**OBJECTIVE**. Rewrite the rows from the first one through the line containing "data-point xyxy=(112,243,116,247)", both included, renaming "data-point" to "scatter-point" wherever it occurs and leaving all else as it stands. Give only those rows.
++++ RECORDS
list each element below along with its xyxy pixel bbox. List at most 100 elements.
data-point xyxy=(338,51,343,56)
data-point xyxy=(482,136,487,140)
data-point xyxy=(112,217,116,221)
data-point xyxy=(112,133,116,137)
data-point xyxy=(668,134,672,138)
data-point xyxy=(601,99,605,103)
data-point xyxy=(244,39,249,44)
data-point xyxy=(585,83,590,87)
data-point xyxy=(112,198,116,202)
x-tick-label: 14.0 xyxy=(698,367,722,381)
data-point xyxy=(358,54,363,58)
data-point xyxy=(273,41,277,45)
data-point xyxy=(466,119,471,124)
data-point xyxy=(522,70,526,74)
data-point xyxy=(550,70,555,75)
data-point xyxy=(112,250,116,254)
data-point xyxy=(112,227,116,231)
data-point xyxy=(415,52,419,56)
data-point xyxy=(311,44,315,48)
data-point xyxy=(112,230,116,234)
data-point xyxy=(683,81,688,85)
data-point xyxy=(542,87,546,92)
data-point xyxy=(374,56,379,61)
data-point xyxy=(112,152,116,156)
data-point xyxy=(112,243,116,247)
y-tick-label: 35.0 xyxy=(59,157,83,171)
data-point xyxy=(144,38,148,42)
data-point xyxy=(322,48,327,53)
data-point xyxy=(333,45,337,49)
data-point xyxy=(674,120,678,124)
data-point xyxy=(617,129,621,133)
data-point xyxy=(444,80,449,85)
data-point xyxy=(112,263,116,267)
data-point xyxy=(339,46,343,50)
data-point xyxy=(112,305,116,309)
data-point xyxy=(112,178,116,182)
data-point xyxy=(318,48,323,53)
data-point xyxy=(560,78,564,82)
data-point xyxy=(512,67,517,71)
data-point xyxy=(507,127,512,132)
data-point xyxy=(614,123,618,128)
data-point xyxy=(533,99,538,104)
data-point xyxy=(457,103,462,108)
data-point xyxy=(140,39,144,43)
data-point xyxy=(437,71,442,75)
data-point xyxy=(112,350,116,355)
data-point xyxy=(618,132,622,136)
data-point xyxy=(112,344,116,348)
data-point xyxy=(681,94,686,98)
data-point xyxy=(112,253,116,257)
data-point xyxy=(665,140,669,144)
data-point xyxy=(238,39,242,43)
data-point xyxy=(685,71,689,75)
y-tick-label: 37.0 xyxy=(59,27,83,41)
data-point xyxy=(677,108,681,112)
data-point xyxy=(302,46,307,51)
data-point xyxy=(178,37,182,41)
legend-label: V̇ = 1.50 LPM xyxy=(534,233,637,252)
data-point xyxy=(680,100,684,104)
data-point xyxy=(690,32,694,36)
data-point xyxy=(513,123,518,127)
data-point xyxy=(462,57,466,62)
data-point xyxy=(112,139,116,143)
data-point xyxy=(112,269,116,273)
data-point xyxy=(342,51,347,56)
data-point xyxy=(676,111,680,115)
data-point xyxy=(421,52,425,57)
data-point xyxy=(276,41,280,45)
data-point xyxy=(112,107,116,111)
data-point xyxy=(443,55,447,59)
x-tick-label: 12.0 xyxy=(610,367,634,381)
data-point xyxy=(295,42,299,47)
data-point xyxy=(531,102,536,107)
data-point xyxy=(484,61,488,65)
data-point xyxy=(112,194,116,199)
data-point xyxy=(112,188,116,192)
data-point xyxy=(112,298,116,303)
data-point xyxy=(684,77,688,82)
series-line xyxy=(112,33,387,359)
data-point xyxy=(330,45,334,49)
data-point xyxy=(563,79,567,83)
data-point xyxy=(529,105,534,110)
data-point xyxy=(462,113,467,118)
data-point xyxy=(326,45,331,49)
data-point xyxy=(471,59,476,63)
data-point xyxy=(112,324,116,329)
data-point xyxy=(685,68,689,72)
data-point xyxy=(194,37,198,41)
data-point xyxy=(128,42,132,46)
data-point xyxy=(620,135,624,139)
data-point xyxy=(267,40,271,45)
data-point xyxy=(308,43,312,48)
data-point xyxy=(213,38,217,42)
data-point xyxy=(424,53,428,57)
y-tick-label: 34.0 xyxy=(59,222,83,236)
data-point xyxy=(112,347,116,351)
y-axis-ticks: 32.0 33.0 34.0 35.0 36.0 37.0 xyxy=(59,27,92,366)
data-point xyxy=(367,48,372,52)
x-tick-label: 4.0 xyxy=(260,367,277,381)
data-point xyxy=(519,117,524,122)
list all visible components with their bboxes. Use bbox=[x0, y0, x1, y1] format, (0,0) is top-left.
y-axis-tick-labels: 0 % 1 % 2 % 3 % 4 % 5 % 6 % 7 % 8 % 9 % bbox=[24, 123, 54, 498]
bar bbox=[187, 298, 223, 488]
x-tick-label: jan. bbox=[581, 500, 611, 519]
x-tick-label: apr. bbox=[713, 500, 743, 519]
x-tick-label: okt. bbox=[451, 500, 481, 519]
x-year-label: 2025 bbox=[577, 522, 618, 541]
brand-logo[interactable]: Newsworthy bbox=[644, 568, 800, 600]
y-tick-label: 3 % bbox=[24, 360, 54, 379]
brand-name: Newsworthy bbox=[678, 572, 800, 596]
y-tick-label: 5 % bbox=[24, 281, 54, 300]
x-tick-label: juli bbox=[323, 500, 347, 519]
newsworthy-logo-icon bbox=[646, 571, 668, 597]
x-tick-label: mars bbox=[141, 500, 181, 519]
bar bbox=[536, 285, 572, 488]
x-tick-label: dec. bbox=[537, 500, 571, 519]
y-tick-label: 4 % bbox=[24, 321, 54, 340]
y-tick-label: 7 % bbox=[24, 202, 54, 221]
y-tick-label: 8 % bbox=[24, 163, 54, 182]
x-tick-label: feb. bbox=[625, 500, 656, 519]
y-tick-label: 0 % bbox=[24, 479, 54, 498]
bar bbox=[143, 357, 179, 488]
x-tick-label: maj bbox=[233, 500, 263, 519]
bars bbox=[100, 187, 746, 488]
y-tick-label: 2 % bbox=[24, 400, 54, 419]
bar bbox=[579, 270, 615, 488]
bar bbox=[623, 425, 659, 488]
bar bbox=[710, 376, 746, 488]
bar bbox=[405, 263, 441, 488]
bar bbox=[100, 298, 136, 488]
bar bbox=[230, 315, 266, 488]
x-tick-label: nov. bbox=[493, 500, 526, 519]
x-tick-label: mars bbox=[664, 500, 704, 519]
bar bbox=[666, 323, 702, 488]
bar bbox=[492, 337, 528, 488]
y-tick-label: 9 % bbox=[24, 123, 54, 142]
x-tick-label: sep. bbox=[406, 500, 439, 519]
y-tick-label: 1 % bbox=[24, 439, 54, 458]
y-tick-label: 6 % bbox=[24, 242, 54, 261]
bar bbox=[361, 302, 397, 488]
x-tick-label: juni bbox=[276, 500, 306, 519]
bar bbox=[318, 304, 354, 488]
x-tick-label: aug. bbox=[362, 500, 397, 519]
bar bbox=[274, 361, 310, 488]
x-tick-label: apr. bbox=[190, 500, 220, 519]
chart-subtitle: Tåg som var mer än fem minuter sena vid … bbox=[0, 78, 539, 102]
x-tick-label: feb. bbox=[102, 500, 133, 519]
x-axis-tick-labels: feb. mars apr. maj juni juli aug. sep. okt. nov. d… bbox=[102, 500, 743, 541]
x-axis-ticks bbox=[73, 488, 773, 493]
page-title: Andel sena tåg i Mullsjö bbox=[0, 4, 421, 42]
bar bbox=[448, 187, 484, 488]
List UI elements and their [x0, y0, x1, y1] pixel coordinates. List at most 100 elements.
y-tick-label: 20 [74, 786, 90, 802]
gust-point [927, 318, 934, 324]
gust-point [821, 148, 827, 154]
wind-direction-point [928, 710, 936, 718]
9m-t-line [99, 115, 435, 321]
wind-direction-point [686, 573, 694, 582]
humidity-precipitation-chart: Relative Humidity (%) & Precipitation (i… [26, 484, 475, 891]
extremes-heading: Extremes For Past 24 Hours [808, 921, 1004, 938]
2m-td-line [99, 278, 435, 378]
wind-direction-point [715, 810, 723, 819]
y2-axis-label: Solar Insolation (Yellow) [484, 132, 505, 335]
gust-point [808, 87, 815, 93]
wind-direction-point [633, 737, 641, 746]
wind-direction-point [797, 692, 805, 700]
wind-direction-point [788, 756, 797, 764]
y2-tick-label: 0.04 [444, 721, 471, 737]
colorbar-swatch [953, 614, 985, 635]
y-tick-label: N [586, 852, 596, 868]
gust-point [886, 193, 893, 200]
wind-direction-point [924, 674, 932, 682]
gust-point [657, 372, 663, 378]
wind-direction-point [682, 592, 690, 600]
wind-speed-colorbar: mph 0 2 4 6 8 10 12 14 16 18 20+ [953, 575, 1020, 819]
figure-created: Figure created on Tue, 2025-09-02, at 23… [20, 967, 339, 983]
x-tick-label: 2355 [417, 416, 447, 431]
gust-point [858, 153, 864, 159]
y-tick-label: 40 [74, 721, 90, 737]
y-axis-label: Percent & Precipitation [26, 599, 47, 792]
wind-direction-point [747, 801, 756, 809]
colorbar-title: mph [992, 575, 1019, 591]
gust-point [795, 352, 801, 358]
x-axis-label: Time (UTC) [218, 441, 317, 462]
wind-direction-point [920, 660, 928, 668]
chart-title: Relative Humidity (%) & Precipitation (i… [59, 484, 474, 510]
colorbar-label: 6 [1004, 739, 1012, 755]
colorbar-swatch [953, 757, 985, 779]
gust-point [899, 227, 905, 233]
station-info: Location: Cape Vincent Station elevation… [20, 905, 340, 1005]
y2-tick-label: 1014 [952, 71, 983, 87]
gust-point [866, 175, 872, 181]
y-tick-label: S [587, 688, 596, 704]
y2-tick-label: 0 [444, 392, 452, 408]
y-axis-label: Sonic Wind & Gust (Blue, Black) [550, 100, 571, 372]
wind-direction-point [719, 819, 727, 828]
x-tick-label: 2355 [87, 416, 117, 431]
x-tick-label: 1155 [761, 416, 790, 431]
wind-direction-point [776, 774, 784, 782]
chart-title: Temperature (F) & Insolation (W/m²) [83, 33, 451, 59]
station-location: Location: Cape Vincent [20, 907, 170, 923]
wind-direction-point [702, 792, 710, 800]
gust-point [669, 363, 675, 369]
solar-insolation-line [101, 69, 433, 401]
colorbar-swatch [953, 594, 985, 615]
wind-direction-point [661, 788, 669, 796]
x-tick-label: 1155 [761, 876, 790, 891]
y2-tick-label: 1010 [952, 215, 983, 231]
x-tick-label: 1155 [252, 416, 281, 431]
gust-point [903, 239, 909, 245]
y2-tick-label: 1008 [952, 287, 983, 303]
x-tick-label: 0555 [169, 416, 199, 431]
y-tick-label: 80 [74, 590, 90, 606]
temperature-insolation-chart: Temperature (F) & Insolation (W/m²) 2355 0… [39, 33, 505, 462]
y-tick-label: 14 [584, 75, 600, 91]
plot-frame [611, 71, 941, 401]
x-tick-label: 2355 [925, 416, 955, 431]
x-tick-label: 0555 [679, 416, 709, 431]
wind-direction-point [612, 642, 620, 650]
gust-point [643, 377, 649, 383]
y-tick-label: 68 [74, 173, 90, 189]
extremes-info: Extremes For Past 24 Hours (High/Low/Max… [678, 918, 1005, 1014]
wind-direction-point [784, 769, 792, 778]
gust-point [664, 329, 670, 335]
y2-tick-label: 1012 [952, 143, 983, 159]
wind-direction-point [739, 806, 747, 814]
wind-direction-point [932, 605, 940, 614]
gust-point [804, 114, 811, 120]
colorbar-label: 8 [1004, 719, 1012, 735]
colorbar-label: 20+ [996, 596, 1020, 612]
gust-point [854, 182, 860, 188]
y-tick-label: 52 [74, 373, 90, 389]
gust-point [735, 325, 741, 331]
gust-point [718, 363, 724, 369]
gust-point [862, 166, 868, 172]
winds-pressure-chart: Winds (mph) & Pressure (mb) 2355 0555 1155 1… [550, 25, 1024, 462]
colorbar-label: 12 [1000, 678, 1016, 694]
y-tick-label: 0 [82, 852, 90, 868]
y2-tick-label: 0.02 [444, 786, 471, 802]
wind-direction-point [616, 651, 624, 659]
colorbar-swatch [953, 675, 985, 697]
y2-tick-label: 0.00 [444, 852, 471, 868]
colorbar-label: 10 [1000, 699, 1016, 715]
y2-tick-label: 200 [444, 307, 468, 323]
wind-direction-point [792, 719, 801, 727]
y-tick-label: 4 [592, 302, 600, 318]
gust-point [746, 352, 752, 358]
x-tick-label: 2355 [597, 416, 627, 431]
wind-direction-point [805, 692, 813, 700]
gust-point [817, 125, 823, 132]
++++++++
**SOLUTION TO THIS TASK**.
list each element below along with its xyxy pixel bbox. List at most 100 elements.
scatter-point xyxy=(338,51,343,56)
scatter-point xyxy=(482,136,487,140)
scatter-point xyxy=(112,217,116,221)
scatter-point xyxy=(112,133,116,137)
scatter-point xyxy=(668,134,672,138)
scatter-point xyxy=(601,99,605,103)
scatter-point xyxy=(244,39,249,44)
scatter-point xyxy=(585,83,590,87)
scatter-point xyxy=(112,198,116,202)
x-tick-label: 14.0 xyxy=(698,367,722,381)
scatter-point xyxy=(358,54,363,58)
scatter-point xyxy=(273,41,277,45)
scatter-point xyxy=(466,119,471,124)
scatter-point xyxy=(522,70,526,74)
scatter-point xyxy=(550,70,555,75)
scatter-point xyxy=(112,250,116,254)
scatter-point xyxy=(112,227,116,231)
scatter-point xyxy=(415,52,419,56)
scatter-point xyxy=(311,44,315,48)
scatter-point xyxy=(112,230,116,234)
scatter-point xyxy=(683,81,688,85)
scatter-point xyxy=(542,87,546,92)
scatter-point xyxy=(374,56,379,61)
scatter-point xyxy=(112,152,116,156)
scatter-point xyxy=(112,243,116,247)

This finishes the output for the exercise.